* [EXERCISE BRIEF]:
Reproduce the data exactly and drop any pictures it holds.

* [INFORMATION PROVIDED]:
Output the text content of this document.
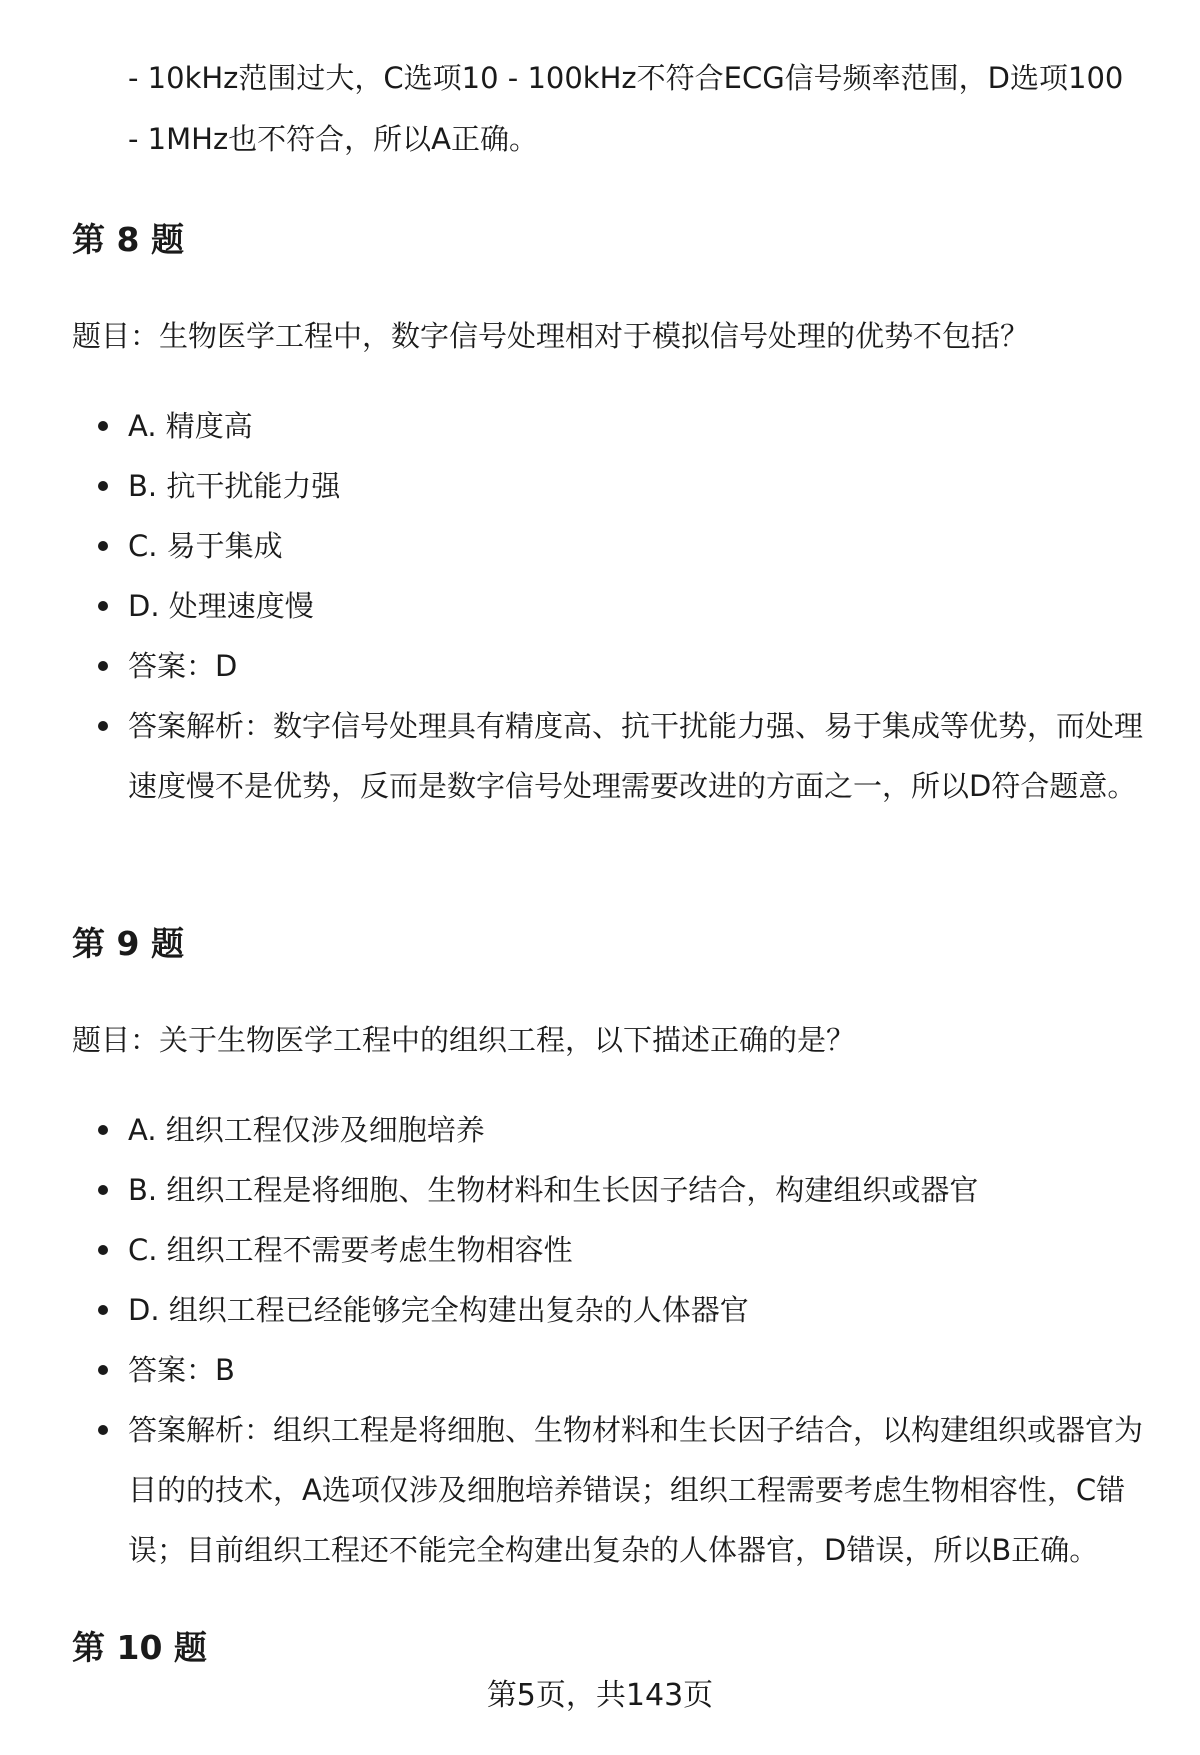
- 10kHz范围过大，C选项10 - 100kHz不符合ECG信号频率范围，D选项100 - 1MHz也不符合，所以A正确。

第 8 题

题目：生物医学工程中，数字信号处理相对于模拟信号处理的优势不包括？

A. 精度高
B. 抗干扰能力强
C. 易于集成
D. 处理速度慢
答案：D
答案解析：数字信号处理具有精度高、抗干扰能力强、易于集成等优势，而处理速度慢不是优势，反而是数字信号处理需要改进的方面之一，所以D符合题意。
第 9 题

题目：关于生物医学工程中的组织工程，以下描述正确的是？

A. 组织工程仅涉及细胞培养
B. 组织工程是将细胞、生物材料和生长因子结合，构建组织或器官
C. 组织工程不需要考虑生物相容性
D. 组织工程已经能够完全构建出复杂的人体器官
答案：B
答案解析：组织工程是将细胞、生物材料和生长因子结合，以构建组织或器官为目的的技术，A选项仅涉及细胞培养错误；组织工程需要考虑生物相容性，C错误；目前组织工程还不能完全构建出复杂的人体器官，D错误，所以B正确。
第 10 题
第5页，共143页
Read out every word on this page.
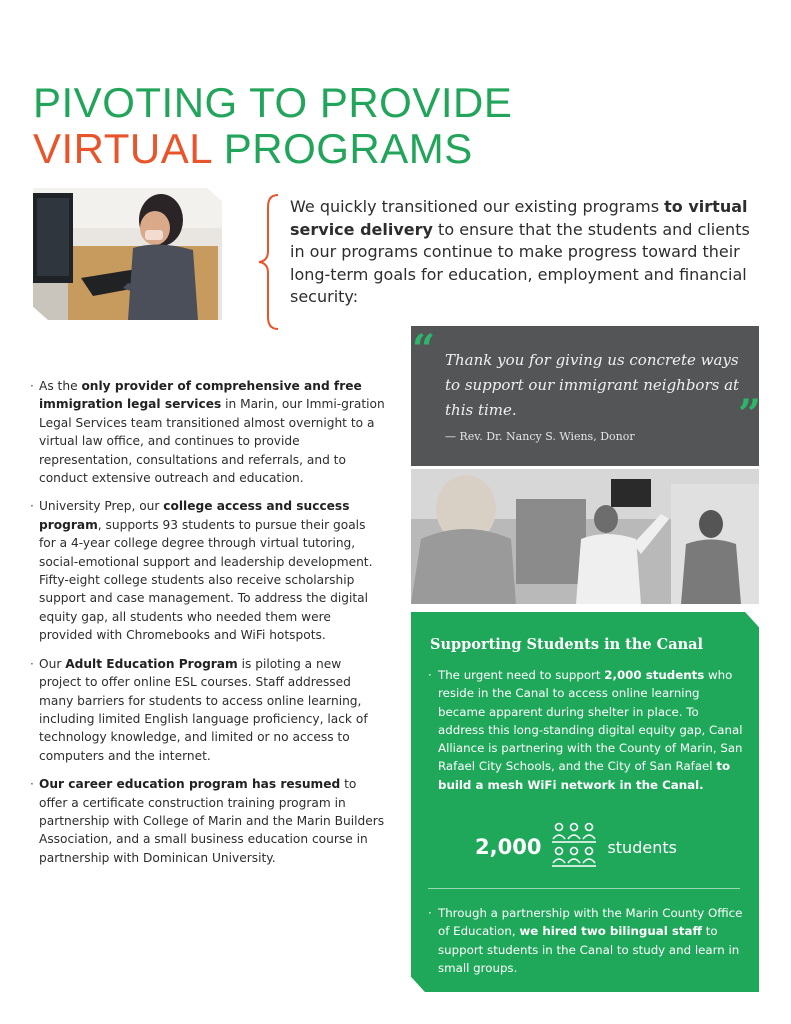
PIVOTING TO PROVIDE
VIRTUAL PROGRAMS
We quickly transitioned our existing programs to virtual service delivery to ensure that the students and clients in our programs continue to make progress toward their long-term goals for education, employment and financial security:
“ Thank you for giving us concrete ways to support our immigrant neighbors at this time.
— Rev. Dr. Nancy S. Wiens, Donor	”
· As the only provider of comprehensive and free immigration legal services in Marin, our Immi-gration Legal Services team transitioned almost overnight to a virtual law office, and continues to provide representation, consultations and referrals, and to conduct extensive outreach and education.
· University Prep, our college access and success program, supports 93 students to pursue their goals for a 4-year college degree through virtual tutoring, social-emotional support and leadership development. Fifty-eight college students also receive scholarship support and case management. To address the digital equity gap, all students who needed them were provided with Chromebooks and WiFi hotspots.
· Our Adult Education Program is piloting a new project to offer online ESL courses. Staff addressed many barriers for students to access online learning, including limited English language proficiency, lack of technology knowledge, and limited or no access to computers and the internet.
· Our career education program has resumed to offer a certificate construction training program in partnership with College of Marin and the Marin Builders Association, and a small business education course in partnership with Dominican University.
Supporting Students in the Canal
· The urgent need to support 2,000 students who reside in the Canal to access online learning became apparent during shelter in place. To address this long-standing digital equity gap, Canal Alliance is partnering with the County of Marin, San Rafael City Schools, and the City of San Rafael to build a mesh WiFi network in the Canal.
2,000	students
· Through a partnership with the Marin County Office of Education, we hired two bilingual staff to support students in the Canal to study and learn in small groups.
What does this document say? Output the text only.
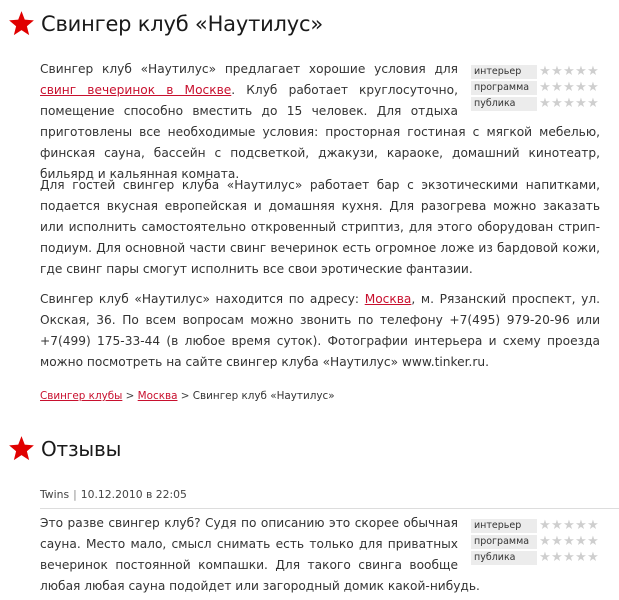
Свингер клуб «Наутилус»
интерьер	★ ★ ★ ★ ★
программа ★ ★ ★ ★ ★
публика	★ ★ ★ ★ ★

Свингер клуб «Наутилус» предлагает хорошие условия для свинг вечеринок в Москве. Клуб работает круглосуточно, помещение способно вместить до 15 человек. Для отдыха приготовлены все необходимые условия: просторная гостиная с мягкой мебелью, финская сауна, бассейн с подсветкой, джакузи, караоке, домашний кинотеатр, бильярд и кальянная комната.

Для гостей свингер клуба «Наутилус» работает бар с экзотическими напитками, подается вкусная европейская и домашняя кухня. Для разогрева можно заказать или исполнить самостоятельно откровенный стриптиз, для этого оборудован стрип-подиум. Для основной части свинг вечеринок есть огромное ложе из бардовой кожи, где свинг пары смогут исполнить все свои эротические фантазии.

Свингер клуб «Наутилус» находится по адресу: Москва, м. Рязанский проспект, ул. Окская, 36. По всем вопросам можно звонить по телефону +7(495) 979-20-96 или +7(499) 175-33-44 (в любое время суток). Фотографии интерьера и схему проезда можно посмотреть на сайте свингер клуба «Наутилус» www.tinker.ru.

Свингер клубы > Москва > Свингер клуб «Наутилус»
Отзывы
Twins | 10.12.2010 в 22:05
интерьер	★ ★ ★ ★ ★
программа ★ ★ ★ ★ ★
публика	★ ★ ★ ★ ★

Это разве свингер клуб? Судя по описанию это скорее обычная сауна. Место мало, смысл снимать есть только для приватных вечеринок постоянной компашки. Для такого свинга вообще любая любая сауна подойдет или загородный домик какой-нибудь.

* [EXPECTED ANSWER]:
Output the text content of this document.
- 10kHz范围过大，C选项10 - 100kHz不符合ECG信号频率范围，D选项100 - 1MHz也不符合，所以A正确。

第 8 题

题目：生物医学工程中，数字信号处理相对于模拟信号处理的优势不包括？

A. 精度高
B. 抗干扰能力强
C. 易于集成
D. 处理速度慢
答案：D
答案解析：数字信号处理具有精度高、抗干扰能力强、易于集成等优势，而处理速度慢不是优势，反而是数字信号处理需要改进的方面之一，所以D符合题意。
第 9 题

题目：关于生物医学工程中的组织工程，以下描述正确的是？

A. 组织工程仅涉及细胞培养
B. 组织工程是将细胞、生物材料和生长因子结合，构建组织或器官
C. 组织工程不需要考虑生物相容性
D. 组织工程已经能够完全构建出复杂的人体器官
答案：B
答案解析：组织工程是将细胞、生物材料和生长因子结合，以构建组织或器官为目的的技术，A选项仅涉及细胞培养错误；组织工程需要考虑生物相容性，C错误；目前组织工程还不能完全构建出复杂的人体器官，D错误，所以B正确。
第 10 题
第5页，共143页
Read out every word on this page.
PIVOTING TO PROVIDE
VIRTUAL PROGRAMS
We quickly transitioned our existing programs to virtual service delivery to ensure that the students and clients in our programs continue to make progress toward their long-term goals for education, employment and financial security:
“ Thank you for giving us concrete ways to support our immigrant neighbors at this time.
— Rev. Dr. Nancy S. Wiens, Donor	”
· As the only provider of comprehensive and free immigration legal services in Marin, our Immi-gration Legal Services team transitioned almost overnight to a virtual law office, and continues to provide representation, consultations and referrals, and to conduct extensive outreach and education.
· University Prep, our college access and success program, supports 93 students to pursue their goals for a 4-year college degree through virtual tutoring, social-emotional support and leadership development. Fifty-eight college students also receive scholarship support and case management. To address the digital equity gap, all students who needed them were provided with Chromebooks and WiFi hotspots.
· Our Adult Education Program is piloting a new project to offer online ESL courses. Staff addressed many barriers for students to access online learning, including limited English language proficiency, lack of technology knowledge, and limited or no access to computers and the internet.
· Our career education program has resumed to offer a certificate construction training program in partnership with College of Marin and the Marin Builders Association, and a small business education course in partnership with Dominican University.
Supporting Students in the Canal
· The urgent need to support 2,000 students who reside in the Canal to access online learning became apparent during shelter in place. To address this long-standing digital equity gap, Canal Alliance is partnering with the County of Marin, San Rafael City Schools, and the City of San Rafael to build a mesh WiFi network in the Canal.
2,000	students
· Through a partnership with the Marin County Office of Education, we hired two bilingual staff to support students in the Canal to study and learn in small groups.
What does this document say? Output the text only.
Свингер клуб «Наутилус»
интерьер	★ ★ ★ ★ ★
программа ★ ★ ★ ★ ★
публика	★ ★ ★ ★ ★

Свингер клуб «Наутилус» предлагает хорошие условия для свинг вечеринок в Москве. Клуб работает круглосуточно, помещение способно вместить до 15 человек. Для отдыха приготовлены все необходимые условия: просторная гостиная с мягкой мебелью, финская сауна, бассейн с подсветкой, джакузи, караоке, домашний кинотеатр, бильярд и кальянная комната.

Для гостей свингер клуба «Наутилус» работает бар с экзотическими напитками, подается вкусная европейская и домашняя кухня. Для разогрева можно заказать или исполнить самостоятельно откровенный стриптиз, для этого оборудован стрип-подиум. Для основной части свинг вечеринок есть огромное ложе из бардовой кожи, где свинг пары смогут исполнить все свои эротические фантазии.

Свингер клуб «Наутилус» находится по адресу: Москва, м. Рязанский проспект, ул. Окская, 36. По всем вопросам можно звонить по телефону +7(495) 979-20-96 или +7(499) 175-33-44 (в любое время суток). Фотографии интерьера и схему проезда можно посмотреть на сайте свингер клуба «Наутилус» www.tinker.ru.

Свингер клубы > Москва > Свингер клуб «Наутилус»
Отзывы
Twins | 10.12.2010 в 22:05
интерьер	★ ★ ★ ★ ★
программа ★ ★ ★ ★ ★
публика	★ ★ ★ ★ ★

Это разве свингер клуб? Судя по описанию это скорее обычная сауна. Место мало, смысл снимать есть только для приватных вечеринок постоянной компашки. Для такого свинга вообще любая любая сауна подойдет или загородный домик какой-нибудь.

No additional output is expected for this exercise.